Exercise instructions: All of the data must be printed exactly; please include every line.
==================================================
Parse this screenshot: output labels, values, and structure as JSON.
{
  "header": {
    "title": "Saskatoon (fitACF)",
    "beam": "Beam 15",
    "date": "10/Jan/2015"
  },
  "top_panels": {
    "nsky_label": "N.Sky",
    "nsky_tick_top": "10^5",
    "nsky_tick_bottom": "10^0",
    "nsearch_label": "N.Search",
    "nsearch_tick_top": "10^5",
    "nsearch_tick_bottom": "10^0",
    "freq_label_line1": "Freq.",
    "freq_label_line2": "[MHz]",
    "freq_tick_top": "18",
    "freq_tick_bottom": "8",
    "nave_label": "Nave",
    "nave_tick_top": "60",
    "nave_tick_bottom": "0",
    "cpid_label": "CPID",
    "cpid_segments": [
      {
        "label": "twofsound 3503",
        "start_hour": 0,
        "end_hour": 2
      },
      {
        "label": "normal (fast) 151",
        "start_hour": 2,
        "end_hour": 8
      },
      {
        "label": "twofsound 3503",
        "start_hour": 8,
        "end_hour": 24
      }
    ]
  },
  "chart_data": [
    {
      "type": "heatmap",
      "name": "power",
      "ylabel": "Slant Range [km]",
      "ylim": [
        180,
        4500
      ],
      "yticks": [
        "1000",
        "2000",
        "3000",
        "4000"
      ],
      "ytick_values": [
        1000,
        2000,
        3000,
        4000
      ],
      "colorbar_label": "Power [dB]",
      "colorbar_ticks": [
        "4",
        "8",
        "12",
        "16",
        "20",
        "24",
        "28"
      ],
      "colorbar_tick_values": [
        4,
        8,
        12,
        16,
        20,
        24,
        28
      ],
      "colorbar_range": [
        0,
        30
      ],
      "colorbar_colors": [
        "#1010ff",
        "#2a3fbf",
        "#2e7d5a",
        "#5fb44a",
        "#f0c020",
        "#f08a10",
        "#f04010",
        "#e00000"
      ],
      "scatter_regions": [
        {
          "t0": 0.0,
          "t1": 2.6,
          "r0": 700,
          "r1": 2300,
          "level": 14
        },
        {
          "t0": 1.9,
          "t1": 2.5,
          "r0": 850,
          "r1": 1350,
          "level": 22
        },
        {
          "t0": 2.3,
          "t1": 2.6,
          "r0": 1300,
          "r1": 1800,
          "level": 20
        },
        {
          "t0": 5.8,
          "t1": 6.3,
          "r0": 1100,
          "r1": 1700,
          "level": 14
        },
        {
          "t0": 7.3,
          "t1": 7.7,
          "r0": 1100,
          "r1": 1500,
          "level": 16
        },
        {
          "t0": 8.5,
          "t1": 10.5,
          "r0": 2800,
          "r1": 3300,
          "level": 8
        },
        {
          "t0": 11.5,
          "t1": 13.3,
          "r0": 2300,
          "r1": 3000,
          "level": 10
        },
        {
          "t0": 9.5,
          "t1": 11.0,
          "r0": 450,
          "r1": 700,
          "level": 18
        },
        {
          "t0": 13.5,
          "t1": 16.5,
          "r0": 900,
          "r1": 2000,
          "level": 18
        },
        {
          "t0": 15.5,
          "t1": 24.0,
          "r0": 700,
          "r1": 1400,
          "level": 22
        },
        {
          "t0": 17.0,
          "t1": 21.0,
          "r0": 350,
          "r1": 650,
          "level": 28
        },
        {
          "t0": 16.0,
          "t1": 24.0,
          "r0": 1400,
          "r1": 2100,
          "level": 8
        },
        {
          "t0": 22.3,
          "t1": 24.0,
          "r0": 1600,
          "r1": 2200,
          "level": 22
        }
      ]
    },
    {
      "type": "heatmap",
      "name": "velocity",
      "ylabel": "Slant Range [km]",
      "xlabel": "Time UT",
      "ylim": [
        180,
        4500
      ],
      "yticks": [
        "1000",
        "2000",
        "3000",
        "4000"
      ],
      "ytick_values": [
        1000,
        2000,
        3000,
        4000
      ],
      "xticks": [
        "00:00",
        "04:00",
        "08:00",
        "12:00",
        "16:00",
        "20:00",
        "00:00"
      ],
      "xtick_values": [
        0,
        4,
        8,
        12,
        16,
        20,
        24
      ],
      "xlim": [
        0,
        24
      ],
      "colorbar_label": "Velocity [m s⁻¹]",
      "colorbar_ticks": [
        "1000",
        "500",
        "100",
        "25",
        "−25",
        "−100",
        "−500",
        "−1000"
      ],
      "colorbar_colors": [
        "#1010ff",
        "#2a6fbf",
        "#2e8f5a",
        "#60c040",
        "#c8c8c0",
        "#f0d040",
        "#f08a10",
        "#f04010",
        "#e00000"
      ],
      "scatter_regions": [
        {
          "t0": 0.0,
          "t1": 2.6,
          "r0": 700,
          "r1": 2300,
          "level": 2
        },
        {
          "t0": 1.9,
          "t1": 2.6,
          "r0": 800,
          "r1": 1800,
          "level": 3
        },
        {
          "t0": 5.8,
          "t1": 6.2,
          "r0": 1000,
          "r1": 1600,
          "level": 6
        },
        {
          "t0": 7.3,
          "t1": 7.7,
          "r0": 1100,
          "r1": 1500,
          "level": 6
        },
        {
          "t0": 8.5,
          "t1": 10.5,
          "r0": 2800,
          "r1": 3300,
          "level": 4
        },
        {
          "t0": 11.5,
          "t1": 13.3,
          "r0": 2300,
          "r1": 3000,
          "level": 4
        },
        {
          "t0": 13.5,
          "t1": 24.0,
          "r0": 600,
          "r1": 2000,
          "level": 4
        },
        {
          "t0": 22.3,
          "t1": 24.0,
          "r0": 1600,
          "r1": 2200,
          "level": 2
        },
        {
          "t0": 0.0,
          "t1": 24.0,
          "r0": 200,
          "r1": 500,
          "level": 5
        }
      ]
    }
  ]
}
==================================================
Complete response:
Parse this screenshot: output labels, values, and structure as JSON.
{
  "header": {
    "title": "Saskatoon (fitACF)",
    "beam": "Beam 15",
    "date": "10/Jan/2015"
  },
  "top_panels": {
    "nsky_label": "N.Sky",
    "nsky_tick_top": "10^5",
    "nsky_tick_bottom": "10^0",
    "nsearch_label": "N.Search",
    "nsearch_tick_top": "10^5",
    "nsearch_tick_bottom": "10^0",
    "freq_label_line1": "Freq.",
    "freq_label_line2": "[MHz]",
    "freq_tick_top": "18",
    "freq_tick_bottom": "8",
    "nave_label": "Nave",
    "nave_tick_top": "60",
    "nave_tick_bottom": "0",
    "cpid_label": "CPID",
    "cpid_segments": [
      {
        "label": "twofsound 3503",
        "start_hour": 0,
        "end_hour": 2
      },
      {
        "label": "normal (fast) 151",
        "start_hour": 2,
        "end_hour": 8
      },
      {
        "label": "twofsound 3503",
        "start_hour": 8,
        "end_hour": 24
      }
    ]
  },
  "chart_data": [
    {
      "type": "heatmap",
      "name": "power",
      "ylabel": "Slant Range [km]",
      "ylim": [
        180,
        4500
      ],
      "yticks": [
        "1000",
        "2000",
        "3000",
        "4000"
      ],
      "ytick_values": [
        1000,
        2000,
        3000,
        4000
      ],
      "colorbar_label": "Power [dB]",
      "colorbar_ticks": [
        "4",
        "8",
        "12",
        "16",
        "20",
        "24",
        "28"
      ],
      "colorbar_tick_values": [
        4,
        8,
        12,
        16,
        20,
        24,
        28
      ],
      "colorbar_range": [
        0,
        30
      ],
      "colorbar_colors": [
        "#1010ff",
        "#2a3fbf",
        "#2e7d5a",
        "#5fb44a",
        "#f0c020",
        "#f08a10",
        "#f04010",
        "#e00000"
      ],
      "scatter_regions": [
        {
          "t0": 0.0,
          "t1": 2.6,
          "r0": 700,
          "r1": 2300,
          "level": 14
        },
        {
          "t0": 1.9,
          "t1": 2.5,
          "r0": 850,
          "r1": 1350,
          "level": 22
        },
        {
          "t0": 2.3,
          "t1": 2.6,
          "r0": 1300,
          "r1": 1800,
          "level": 20
        },
        {
          "t0": 5.8,
          "t1": 6.3,
          "r0": 1100,
          "r1": 1700,
          "level": 14
        },
        {
          "t0": 7.3,
          "t1": 7.7,
          "r0": 1100,
          "r1": 1500,
          "level": 16
        },
        {
          "t0": 8.5,
          "t1": 10.5,
          "r0": 2800,
          "r1": 3300,
          "level": 8
        },
        {
          "t0": 11.5,
          "t1": 13.3,
          "r0": 2300,
          "r1": 3000,
          "level": 10
        },
        {
          "t0": 9.5,
          "t1": 11.0,
          "r0": 450,
          "r1": 700,
          "level": 18
        },
        {
          "t0": 13.5,
          "t1": 16.5,
          "r0": 900,
          "r1": 2000,
          "level": 18
        },
        {
          "t0": 15.5,
          "t1": 24.0,
          "r0": 700,
          "r1": 1400,
          "level": 22
        },
        {
          "t0": 17.0,
          "t1": 21.0,
          "r0": 350,
          "r1": 650,
          "level": 28
        },
        {
          "t0": 16.0,
          "t1": 24.0,
          "r0": 1400,
          "r1": 2100,
          "level": 8
        },
        {
          "t0": 22.3,
          "t1": 24.0,
          "r0": 1600,
          "r1": 2200,
          "level": 22
        }
      ]
    },
    {
      "type": "heatmap",
      "name": "velocity",
      "ylabel": "Slant Range [km]",
      "xlabel": "Time UT",
      "ylim": [
        180,
        4500
      ],
      "yticks": [
        "1000",
        "2000",
        "3000",
        "4000"
      ],
      "ytick_values": [
        1000,
        2000,
        3000,
        4000
      ],
      "xticks": [
        "00:00",
        "04:00",
        "08:00",
        "12:00",
        "16:00",
        "20:00",
        "00:00"
      ],
      "xtick_values": [
        0,
        4,
        8,
        12,
        16,
        20,
        24
      ],
      "xlim": [
        0,
        24
      ],
      "colorbar_label": "Velocity [m s⁻¹]",
      "colorbar_ticks": [
        "1000",
        "500",
        "100",
        "25",
        "−25",
        "−100",
        "−500",
        "−1000"
      ],
      "colorbar_colors": [
        "#1010ff",
        "#2a6fbf",
        "#2e8f5a",
        "#60c040",
        "#c8c8c0",
        "#f0d040",
        "#f08a10",
        "#f04010",
        "#e00000"
      ],
      "scatter_regions": [
        {
          "t0": 0.0,
          "t1": 2.6,
          "r0": 700,
          "r1": 2300,
          "level": 2
        },
        {
          "t0": 1.9,
          "t1": 2.6,
          "r0": 800,
          "r1": 1800,
          "level": 3
        },
        {
          "t0": 5.8,
          "t1": 6.2,
          "r0": 1000,
          "r1": 1600,
          "level": 6
        },
        {
          "t0": 7.3,
          "t1": 7.7,
          "r0": 1100,
          "r1": 1500,
          "level": 6
        },
        {
          "t0": 8.5,
          "t1": 10.5,
          "r0": 2800,
          "r1": 3300,
          "level": 4
        },
        {
          "t0": 11.5,
          "t1": 13.3,
          "r0": 2300,
          "r1": 3000,
          "level": 4
        },
        {
          "t0": 13.5,
          "t1": 24.0,
          "r0": 600,
          "r1": 2000,
          "level": 4
        },
        {
          "t0": 22.3,
          "t1": 24.0,
          "r0": 1600,
          "r1": 2200,
          "level": 2
        },
        {
          "t0": 0.0,
          "t1": 24.0,
          "r0": 200,
          "r1": 500,
          "level": 5
        }
      ]
    }
  ]
}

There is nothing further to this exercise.